#### Provided data ####
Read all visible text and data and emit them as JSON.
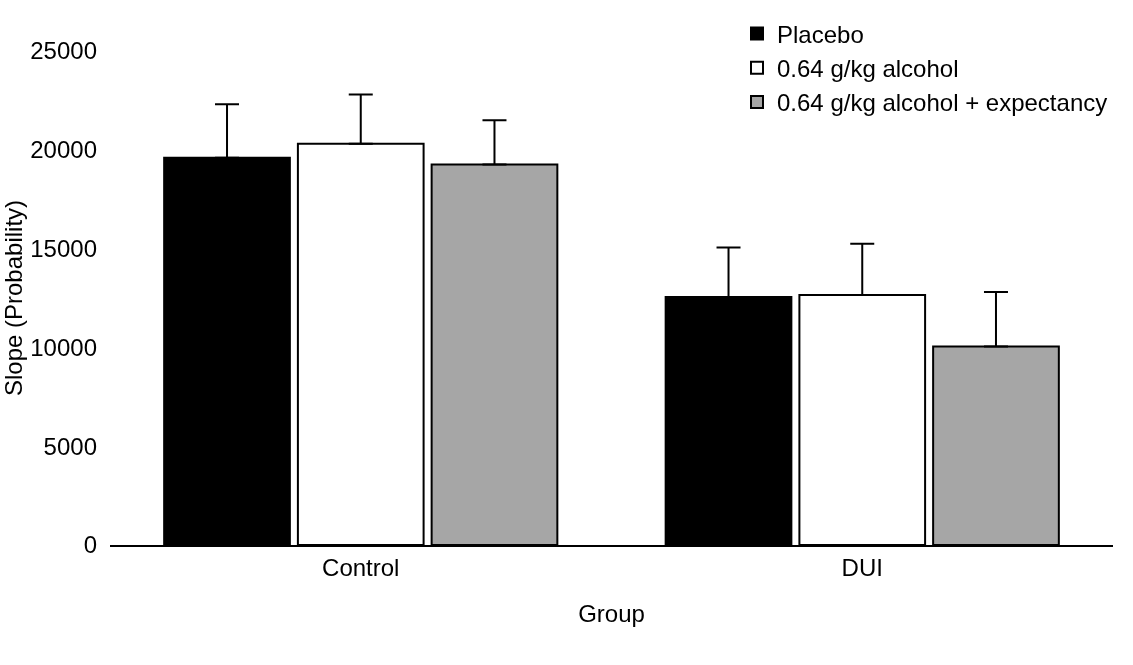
{
  "chart_data": {
    "type": "bar",
    "xlabel": "Group",
    "ylabel": "Slope (Probability)",
    "categories": [
      "Control",
      "DUI"
    ],
    "series": [
      {
        "name": "Placebo",
        "color": "#000000",
        "values": [
          19600,
          12550
        ],
        "errors": [
          [
            19600,
            22300
          ],
          [
            12550,
            15050
          ]
        ]
      },
      {
        "name": "0.64 g/kg alcohol",
        "color": "#ffffff",
        "values": [
          20300,
          12650
        ],
        "errors": [
          [
            20300,
            22800
          ],
          [
            12650,
            15250
          ]
        ]
      },
      {
        "name": "0.64 g/kg alcohol + expectancy",
        "color": "#a6a6a6",
        "values": [
          19250,
          10050
        ],
        "errors": [
          [
            19250,
            21500
          ],
          [
            10050,
            12800
          ]
        ]
      }
    ],
    "ylim": [
      0,
      25000
    ],
    "yticks": [
      0,
      5000,
      10000,
      15000,
      20000,
      25000
    ],
    "grid": false,
    "legend": "top right"
  }
}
####
# Exercise details
Find the lines with the string "alcohol" and reproduce them.

# Answer for this exercise
        "name": "0.64 g/kg alcohol",
        "name": "0.64 g/kg alcohol + expectancy",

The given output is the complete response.